::: Records :::

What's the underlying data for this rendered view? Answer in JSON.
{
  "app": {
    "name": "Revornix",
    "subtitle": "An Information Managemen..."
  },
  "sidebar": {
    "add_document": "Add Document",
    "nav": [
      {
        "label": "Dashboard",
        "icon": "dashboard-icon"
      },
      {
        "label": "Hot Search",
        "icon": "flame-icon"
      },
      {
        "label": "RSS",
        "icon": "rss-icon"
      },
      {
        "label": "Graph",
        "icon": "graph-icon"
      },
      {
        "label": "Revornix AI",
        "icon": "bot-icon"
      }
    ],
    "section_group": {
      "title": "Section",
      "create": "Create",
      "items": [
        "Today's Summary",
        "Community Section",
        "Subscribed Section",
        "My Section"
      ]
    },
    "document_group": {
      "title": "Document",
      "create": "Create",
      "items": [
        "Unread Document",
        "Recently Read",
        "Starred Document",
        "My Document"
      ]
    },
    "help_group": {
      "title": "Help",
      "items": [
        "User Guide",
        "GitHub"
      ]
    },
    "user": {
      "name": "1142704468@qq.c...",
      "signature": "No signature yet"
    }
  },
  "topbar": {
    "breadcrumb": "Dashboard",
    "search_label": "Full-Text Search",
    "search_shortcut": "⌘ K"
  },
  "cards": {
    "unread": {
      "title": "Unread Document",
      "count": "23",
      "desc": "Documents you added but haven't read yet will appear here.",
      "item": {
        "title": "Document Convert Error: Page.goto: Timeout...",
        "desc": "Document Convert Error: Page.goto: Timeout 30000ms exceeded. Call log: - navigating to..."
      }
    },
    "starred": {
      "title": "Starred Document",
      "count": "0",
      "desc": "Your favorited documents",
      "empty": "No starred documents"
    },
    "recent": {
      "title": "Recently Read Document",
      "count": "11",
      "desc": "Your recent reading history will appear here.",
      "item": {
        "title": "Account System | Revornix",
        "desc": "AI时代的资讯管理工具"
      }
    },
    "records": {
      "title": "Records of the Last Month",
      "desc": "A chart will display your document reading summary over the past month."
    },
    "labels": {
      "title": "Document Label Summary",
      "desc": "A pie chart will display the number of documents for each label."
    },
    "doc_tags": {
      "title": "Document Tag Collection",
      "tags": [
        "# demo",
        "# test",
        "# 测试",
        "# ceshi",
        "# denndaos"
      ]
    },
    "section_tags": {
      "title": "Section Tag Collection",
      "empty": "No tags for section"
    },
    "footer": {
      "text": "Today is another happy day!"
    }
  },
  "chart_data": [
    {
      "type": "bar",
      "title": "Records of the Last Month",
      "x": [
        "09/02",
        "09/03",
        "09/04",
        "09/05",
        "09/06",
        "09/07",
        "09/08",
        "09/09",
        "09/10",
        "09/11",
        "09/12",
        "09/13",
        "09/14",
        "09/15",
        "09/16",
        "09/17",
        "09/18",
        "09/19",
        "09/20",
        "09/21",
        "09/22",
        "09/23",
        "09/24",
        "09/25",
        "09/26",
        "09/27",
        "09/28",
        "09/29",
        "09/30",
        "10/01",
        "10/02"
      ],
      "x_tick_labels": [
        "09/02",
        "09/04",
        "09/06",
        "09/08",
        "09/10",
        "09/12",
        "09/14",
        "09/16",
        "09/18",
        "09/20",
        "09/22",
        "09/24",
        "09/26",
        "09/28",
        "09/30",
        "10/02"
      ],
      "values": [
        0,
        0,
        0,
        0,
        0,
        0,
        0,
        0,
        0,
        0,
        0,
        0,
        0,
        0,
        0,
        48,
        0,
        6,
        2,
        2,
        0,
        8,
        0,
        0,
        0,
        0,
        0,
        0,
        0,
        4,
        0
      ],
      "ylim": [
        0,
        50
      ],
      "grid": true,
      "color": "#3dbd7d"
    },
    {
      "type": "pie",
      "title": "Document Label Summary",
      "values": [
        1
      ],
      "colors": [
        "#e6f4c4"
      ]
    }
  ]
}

:::

• _Prompt_: Repeat the whole listing exactly, keeping every line intact.

• _Answer to the problem_:
What's the underlying data for this rendered view? Answer in JSON.
{
  "app": {
    "name": "Revornix",
    "subtitle": "An Information Managemen..."
  },
  "sidebar": {
    "add_document": "Add Document",
    "nav": [
      {
        "label": "Dashboard",
        "icon": "dashboard-icon"
      },
      {
        "label": "Hot Search",
        "icon": "flame-icon"
      },
      {
        "label": "RSS",
        "icon": "rss-icon"
      },
      {
        "label": "Graph",
        "icon": "graph-icon"
      },
      {
        "label": "Revornix AI",
        "icon": "bot-icon"
      }
    ],
    "section_group": {
      "title": "Section",
      "create": "Create",
      "items": [
        "Today's Summary",
        "Community Section",
        "Subscribed Section",
        "My Section"
      ]
    },
    "document_group": {
      "title": "Document",
      "create": "Create",
      "items": [
        "Unread Document",
        "Recently Read",
        "Starred Document",
        "My Document"
      ]
    },
    "help_group": {
      "title": "Help",
      "items": [
        "User Guide",
        "GitHub"
      ]
    },
    "user": {
      "name": "1142704468@qq.c...",
      "signature": "No signature yet"
    }
  },
  "topbar": {
    "breadcrumb": "Dashboard",
    "search_label": "Full-Text Search",
    "search_shortcut": "⌘ K"
  },
  "cards": {
    "unread": {
      "title": "Unread Document",
      "count": "23",
      "desc": "Documents you added but haven't read yet will appear here.",
      "item": {
        "title": "Document Convert Error: Page.goto: Timeout...",
        "desc": "Document Convert Error: Page.goto: Timeout 30000ms exceeded. Call log: - navigating to..."
      }
    },
    "starred": {
      "title": "Starred Document",
      "count": "0",
      "desc": "Your favorited documents",
      "empty": "No starred documents"
    },
    "recent": {
      "title": "Recently Read Document",
      "count": "11",
      "desc": "Your recent reading history will appear here.",
      "item": {
        "title": "Account System | Revornix",
        "desc": "AI时代的资讯管理工具"
      }
    },
    "records": {
      "title": "Records of the Last Month",
      "desc": "A chart will display your document reading summary over the past month."
    },
    "labels": {
      "title": "Document Label Summary",
      "desc": "A pie chart will display the number of documents for each label."
    },
    "doc_tags": {
      "title": "Document Tag Collection",
      "tags": [
        "# demo",
        "# test",
        "# 测试",
        "# ceshi",
        "# denndaos"
      ]
    },
    "section_tags": {
      "title": "Section Tag Collection",
      "empty": "No tags for section"
    },
    "footer": {
      "text": "Today is another happy day!"
    }
  },
  "chart_data": [
    {
      "type": "bar",
      "title": "Records of the Last Month",
      "x": [
        "09/02",
        "09/03",
        "09/04",
        "09/05",
        "09/06",
        "09/07",
        "09/08",
        "09/09",
        "09/10",
        "09/11",
        "09/12",
        "09/13",
        "09/14",
        "09/15",
        "09/16",
        "09/17",
        "09/18",
        "09/19",
        "09/20",
        "09/21",
        "09/22",
        "09/23",
        "09/24",
        "09/25",
        "09/26",
        "09/27",
        "09/28",
        "09/29",
        "09/30",
        "10/01",
        "10/02"
      ],
      "x_tick_labels": [
        "09/02",
        "09/04",
        "09/06",
        "09/08",
        "09/10",
        "09/12",
        "09/14",
        "09/16",
        "09/18",
        "09/20",
        "09/22",
        "09/24",
        "09/26",
        "09/28",
        "09/30",
        "10/02"
      ],
      "values": [
        0,
        0,
        0,
        0,
        0,
        0,
        0,
        0,
        0,
        0,
        0,
        0,
        0,
        0,
        0,
        48,
        0,
        6,
        2,
        2,
        0,
        8,
        0,
        0,
        0,
        0,
        0,
        0,
        0,
        4,
        0
      ],
      "ylim": [
        0,
        50
      ],
      "grid": true,
      "color": "#3dbd7d"
    },
    {
      "type": "pie",
      "title": "Document Label Summary",
      "values": [
        1
      ],
      "colors": [
        "#e6f4c4"
      ]
    }
  ]
}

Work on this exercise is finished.